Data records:
※ ※ ※
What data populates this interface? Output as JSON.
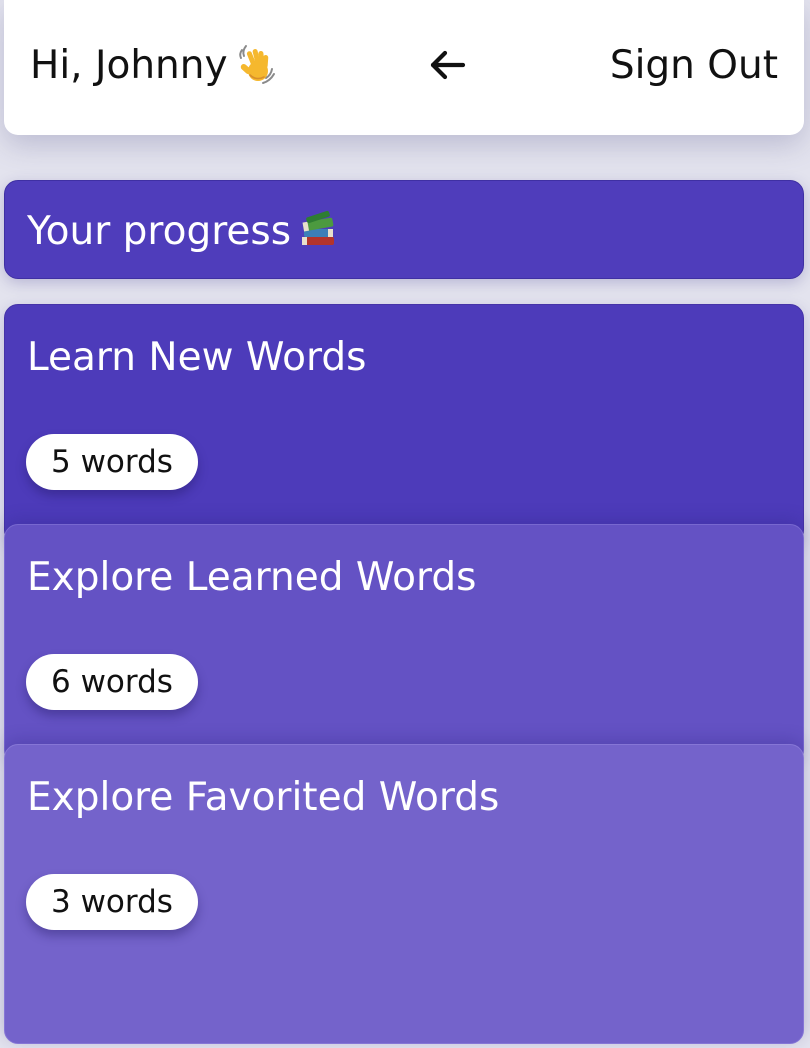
{
  "header": {
    "greeting": "Hi, Johnny",
    "greeting_icon": "waving-hand-icon",
    "back_icon": "arrow-left-icon",
    "sign_out_label": "Sign Out"
  },
  "progress": {
    "label": "Your progress",
    "icon": "books-icon"
  },
  "cards": [
    {
      "title": "Learn New Words",
      "count_label": "5 words"
    },
    {
      "title": "Explore Learned Words",
      "count_label": "6 words"
    },
    {
      "title": "Explore Favorited Words",
      "count_label": "3 words"
    }
  ],
  "colors": {
    "page_background": "#e3e3ee",
    "progress_background": "#4f3dbb",
    "card_learn": "#4d3bba",
    "card_explore": "#6452c4",
    "card_favorited": "#7463cb"
  }
}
※ ※ ※
What you will do:
Omit each picture, then return all of the listing exactly as it stands.

Exercise output:
What data populates this interface? Output as JSON.
{
  "header": {
    "greeting": "Hi, Johnny",
    "greeting_icon": "waving-hand-icon",
    "back_icon": "arrow-left-icon",
    "sign_out_label": "Sign Out"
  },
  "progress": {
    "label": "Your progress",
    "icon": "books-icon"
  },
  "cards": [
    {
      "title": "Learn New Words",
      "count_label": "5 words"
    },
    {
      "title": "Explore Learned Words",
      "count_label": "6 words"
    },
    {
      "title": "Explore Favorited Words",
      "count_label": "3 words"
    }
  ],
  "colors": {
    "page_background": "#e3e3ee",
    "progress_background": "#4f3dbb",
    "card_learn": "#4d3bba",
    "card_explore": "#6452c4",
    "card_favorited": "#7463cb"
  }
}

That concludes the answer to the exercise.